## EXERCISE DIRECTIONS
Reproduce every line of the records below verbatim, in the order given.

## SOURCE RECORDS

◆ ◆ ◆

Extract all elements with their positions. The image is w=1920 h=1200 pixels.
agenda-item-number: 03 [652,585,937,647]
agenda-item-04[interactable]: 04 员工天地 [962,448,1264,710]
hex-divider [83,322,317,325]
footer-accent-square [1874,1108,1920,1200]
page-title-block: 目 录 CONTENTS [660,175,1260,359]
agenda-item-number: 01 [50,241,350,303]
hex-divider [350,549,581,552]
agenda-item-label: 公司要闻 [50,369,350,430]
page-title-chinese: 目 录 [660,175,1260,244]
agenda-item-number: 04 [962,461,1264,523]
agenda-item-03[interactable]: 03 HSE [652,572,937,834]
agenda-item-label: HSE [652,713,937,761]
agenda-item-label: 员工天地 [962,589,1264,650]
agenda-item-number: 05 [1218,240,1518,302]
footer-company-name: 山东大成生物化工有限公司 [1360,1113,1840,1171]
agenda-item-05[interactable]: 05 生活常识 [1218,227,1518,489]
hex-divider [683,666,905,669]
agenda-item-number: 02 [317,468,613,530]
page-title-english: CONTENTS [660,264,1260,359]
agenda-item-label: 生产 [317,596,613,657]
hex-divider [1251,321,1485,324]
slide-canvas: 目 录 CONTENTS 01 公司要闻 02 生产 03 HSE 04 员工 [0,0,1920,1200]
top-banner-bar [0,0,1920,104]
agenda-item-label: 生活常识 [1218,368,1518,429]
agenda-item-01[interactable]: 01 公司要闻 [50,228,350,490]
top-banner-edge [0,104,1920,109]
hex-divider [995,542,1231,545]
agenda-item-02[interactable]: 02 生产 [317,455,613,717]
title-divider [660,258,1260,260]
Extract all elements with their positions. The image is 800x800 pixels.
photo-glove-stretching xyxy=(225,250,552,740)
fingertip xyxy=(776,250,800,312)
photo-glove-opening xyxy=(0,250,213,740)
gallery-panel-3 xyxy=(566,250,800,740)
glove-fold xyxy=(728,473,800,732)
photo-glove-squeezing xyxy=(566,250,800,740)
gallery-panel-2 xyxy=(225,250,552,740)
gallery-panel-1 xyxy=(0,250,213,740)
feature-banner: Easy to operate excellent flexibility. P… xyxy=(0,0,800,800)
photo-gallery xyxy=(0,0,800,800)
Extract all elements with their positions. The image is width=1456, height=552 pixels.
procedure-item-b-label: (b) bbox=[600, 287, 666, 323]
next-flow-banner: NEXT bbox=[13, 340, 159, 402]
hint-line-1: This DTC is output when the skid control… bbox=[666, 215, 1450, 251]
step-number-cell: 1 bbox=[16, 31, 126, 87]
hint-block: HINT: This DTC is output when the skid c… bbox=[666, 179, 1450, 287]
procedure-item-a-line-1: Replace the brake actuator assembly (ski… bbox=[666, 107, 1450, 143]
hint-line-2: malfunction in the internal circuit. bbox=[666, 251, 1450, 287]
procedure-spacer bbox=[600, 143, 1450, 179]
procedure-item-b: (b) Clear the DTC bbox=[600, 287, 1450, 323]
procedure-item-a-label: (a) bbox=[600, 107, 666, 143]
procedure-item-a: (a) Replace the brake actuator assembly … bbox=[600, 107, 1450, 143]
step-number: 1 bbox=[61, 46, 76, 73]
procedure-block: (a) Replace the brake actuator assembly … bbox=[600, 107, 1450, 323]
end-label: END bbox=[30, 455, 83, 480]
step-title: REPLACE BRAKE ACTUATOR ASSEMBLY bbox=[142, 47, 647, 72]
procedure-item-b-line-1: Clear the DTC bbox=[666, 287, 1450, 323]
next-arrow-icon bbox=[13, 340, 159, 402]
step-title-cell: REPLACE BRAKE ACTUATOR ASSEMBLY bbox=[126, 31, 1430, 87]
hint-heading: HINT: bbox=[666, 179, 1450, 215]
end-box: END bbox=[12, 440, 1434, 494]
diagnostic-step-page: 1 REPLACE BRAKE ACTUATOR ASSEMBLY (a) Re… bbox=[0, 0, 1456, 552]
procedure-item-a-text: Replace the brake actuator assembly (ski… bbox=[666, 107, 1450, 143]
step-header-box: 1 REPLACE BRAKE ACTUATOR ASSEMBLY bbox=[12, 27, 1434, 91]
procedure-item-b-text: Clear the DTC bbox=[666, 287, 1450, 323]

◆ ◆ ◆

## TASK OUTPUT
Extract all elements with their positions. The image is w=1920 h=1200 pixels.
agenda-item-number: 03 [652,585,937,647]
agenda-item-04[interactable]: 04 员工天地 [962,448,1264,710]
hex-divider [83,322,317,325]
footer-accent-square [1874,1108,1920,1200]
page-title-block: 目 录 CONTENTS [660,175,1260,359]
agenda-item-number: 01 [50,241,350,303]
hex-divider [350,549,581,552]
agenda-item-label: 公司要闻 [50,369,350,430]
page-title-chinese: 目 录 [660,175,1260,244]
agenda-item-number: 04 [962,461,1264,523]
agenda-item-03[interactable]: 03 HSE [652,572,937,834]
agenda-item-label: HSE [652,713,937,761]
agenda-item-label: 员工天地 [962,589,1264,650]
agenda-item-number: 05 [1218,240,1518,302]
footer-company-name: 山东大成生物化工有限公司 [1360,1113,1840,1171]
agenda-item-05[interactable]: 05 生活常识 [1218,227,1518,489]
hex-divider [683,666,905,669]
agenda-item-number: 02 [317,468,613,530]
page-title-english: CONTENTS [660,264,1260,359]
agenda-item-label: 生产 [317,596,613,657]
hex-divider [1251,321,1485,324]
slide-canvas: 目 录 CONTENTS 01 公司要闻 02 生产 03 HSE 04 员工 [0,0,1920,1200]
top-banner-bar [0,0,1920,104]
agenda-item-label: 生活常识 [1218,368,1518,429]
agenda-item-01[interactable]: 01 公司要闻 [50,228,350,490]
top-banner-edge [0,104,1920,109]
hex-divider [995,542,1231,545]
agenda-item-02[interactable]: 02 生产 [317,455,613,717]
title-divider [660,258,1260,260]
Extract all elements with their positions. The image is 800x800 pixels.
photo-glove-stretching xyxy=(225,250,552,740)
fingertip xyxy=(776,250,800,312)
photo-glove-opening xyxy=(0,250,213,740)
gallery-panel-3 xyxy=(566,250,800,740)
glove-fold xyxy=(728,473,800,732)
photo-glove-squeezing xyxy=(566,250,800,740)
gallery-panel-2 xyxy=(225,250,552,740)
gallery-panel-1 xyxy=(0,250,213,740)
feature-banner: Easy to operate excellent flexibility. P… xyxy=(0,0,800,800)
photo-gallery xyxy=(0,0,800,800)
Extract all elements with their positions. The image is width=1456, height=552 pixels.
procedure-item-b-label: (b) bbox=[600, 287, 666, 323]
next-flow-banner: NEXT bbox=[13, 340, 159, 402]
hint-line-1: This DTC is output when the skid control… bbox=[666, 215, 1450, 251]
step-number-cell: 1 bbox=[16, 31, 126, 87]
hint-block: HINT: This DTC is output when the skid c… bbox=[666, 179, 1450, 287]
procedure-item-a-line-1: Replace the brake actuator assembly (ski… bbox=[666, 107, 1450, 143]
hint-line-2: malfunction in the internal circuit. bbox=[666, 251, 1450, 287]
procedure-spacer bbox=[600, 143, 1450, 179]
procedure-item-b: (b) Clear the DTC bbox=[600, 287, 1450, 323]
procedure-item-a-label: (a) bbox=[600, 107, 666, 143]
procedure-item-a: (a) Replace the brake actuator assembly … bbox=[600, 107, 1450, 143]
step-number: 1 bbox=[61, 46, 76, 73]
procedure-block: (a) Replace the brake actuator assembly … bbox=[600, 107, 1450, 323]
end-label: END bbox=[30, 455, 83, 480]
step-title: REPLACE BRAKE ACTUATOR ASSEMBLY bbox=[142, 47, 647, 72]
procedure-item-b-line-1: Clear the DTC bbox=[666, 287, 1450, 323]
next-arrow-icon bbox=[13, 340, 159, 402]
step-title-cell: REPLACE BRAKE ACTUATOR ASSEMBLY bbox=[126, 31, 1430, 87]
hint-heading: HINT: bbox=[666, 179, 1450, 215]
end-box: END bbox=[12, 440, 1434, 494]
diagnostic-step-page: 1 REPLACE BRAKE ACTUATOR ASSEMBLY (a) Re… bbox=[0, 0, 1456, 552]
procedure-item-a-text: Replace the brake actuator assembly (ski… bbox=[666, 107, 1450, 143]
step-header-box: 1 REPLACE BRAKE ACTUATOR ASSEMBLY bbox=[12, 27, 1434, 91]
procedure-item-b-text: Clear the DTC bbox=[666, 287, 1450, 323]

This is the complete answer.